─── Extracted information

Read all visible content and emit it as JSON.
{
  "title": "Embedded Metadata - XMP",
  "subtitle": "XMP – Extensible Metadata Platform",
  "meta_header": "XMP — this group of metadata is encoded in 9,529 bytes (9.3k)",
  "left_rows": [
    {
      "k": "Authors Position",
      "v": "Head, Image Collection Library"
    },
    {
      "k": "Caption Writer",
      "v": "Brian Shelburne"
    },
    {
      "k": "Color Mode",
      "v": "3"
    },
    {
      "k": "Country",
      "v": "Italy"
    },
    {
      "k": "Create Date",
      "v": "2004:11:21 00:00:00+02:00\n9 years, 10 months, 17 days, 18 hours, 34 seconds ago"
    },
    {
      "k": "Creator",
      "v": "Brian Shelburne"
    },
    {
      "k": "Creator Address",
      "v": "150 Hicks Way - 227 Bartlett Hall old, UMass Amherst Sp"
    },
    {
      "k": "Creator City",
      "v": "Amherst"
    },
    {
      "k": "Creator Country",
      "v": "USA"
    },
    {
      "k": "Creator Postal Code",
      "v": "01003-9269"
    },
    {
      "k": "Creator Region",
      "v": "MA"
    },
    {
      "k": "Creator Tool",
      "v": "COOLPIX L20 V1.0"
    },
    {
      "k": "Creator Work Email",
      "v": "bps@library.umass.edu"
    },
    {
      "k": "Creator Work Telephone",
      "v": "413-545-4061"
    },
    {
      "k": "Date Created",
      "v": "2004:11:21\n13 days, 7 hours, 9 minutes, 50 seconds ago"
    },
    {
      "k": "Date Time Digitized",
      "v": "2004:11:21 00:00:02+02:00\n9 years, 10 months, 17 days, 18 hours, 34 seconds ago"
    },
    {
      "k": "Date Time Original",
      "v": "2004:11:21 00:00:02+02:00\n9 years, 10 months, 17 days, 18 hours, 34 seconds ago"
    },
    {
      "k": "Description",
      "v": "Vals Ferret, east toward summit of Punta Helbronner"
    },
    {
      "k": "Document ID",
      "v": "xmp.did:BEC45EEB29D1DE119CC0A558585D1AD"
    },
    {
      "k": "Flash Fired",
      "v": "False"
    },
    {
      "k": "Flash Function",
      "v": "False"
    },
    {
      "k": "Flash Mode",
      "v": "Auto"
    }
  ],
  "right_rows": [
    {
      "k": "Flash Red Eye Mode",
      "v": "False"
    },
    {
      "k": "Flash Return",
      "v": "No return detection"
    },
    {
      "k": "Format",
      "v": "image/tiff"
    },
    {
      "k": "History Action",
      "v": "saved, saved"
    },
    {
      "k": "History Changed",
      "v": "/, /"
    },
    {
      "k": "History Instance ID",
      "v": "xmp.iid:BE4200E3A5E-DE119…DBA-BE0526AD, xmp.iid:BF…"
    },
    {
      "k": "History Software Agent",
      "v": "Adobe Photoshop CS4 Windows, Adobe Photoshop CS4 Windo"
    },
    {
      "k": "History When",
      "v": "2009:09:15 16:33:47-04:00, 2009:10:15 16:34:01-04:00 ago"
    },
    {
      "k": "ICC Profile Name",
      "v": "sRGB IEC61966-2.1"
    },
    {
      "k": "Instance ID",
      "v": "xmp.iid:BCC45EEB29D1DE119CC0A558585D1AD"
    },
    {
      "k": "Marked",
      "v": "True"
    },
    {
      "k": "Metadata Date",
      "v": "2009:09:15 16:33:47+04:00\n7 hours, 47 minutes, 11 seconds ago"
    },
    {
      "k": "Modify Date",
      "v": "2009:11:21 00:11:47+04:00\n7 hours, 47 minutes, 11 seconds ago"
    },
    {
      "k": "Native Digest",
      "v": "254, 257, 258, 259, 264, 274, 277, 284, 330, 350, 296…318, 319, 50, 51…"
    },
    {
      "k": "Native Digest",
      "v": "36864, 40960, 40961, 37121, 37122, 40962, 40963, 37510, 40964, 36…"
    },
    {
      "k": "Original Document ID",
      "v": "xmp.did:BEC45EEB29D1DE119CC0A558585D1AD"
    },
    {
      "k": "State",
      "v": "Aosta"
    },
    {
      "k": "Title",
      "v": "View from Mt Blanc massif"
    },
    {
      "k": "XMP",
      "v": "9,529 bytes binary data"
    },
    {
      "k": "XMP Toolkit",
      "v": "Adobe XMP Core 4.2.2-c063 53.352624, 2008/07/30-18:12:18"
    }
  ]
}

──────

Give the count of lines that hold the word "Date", with nothing added.

6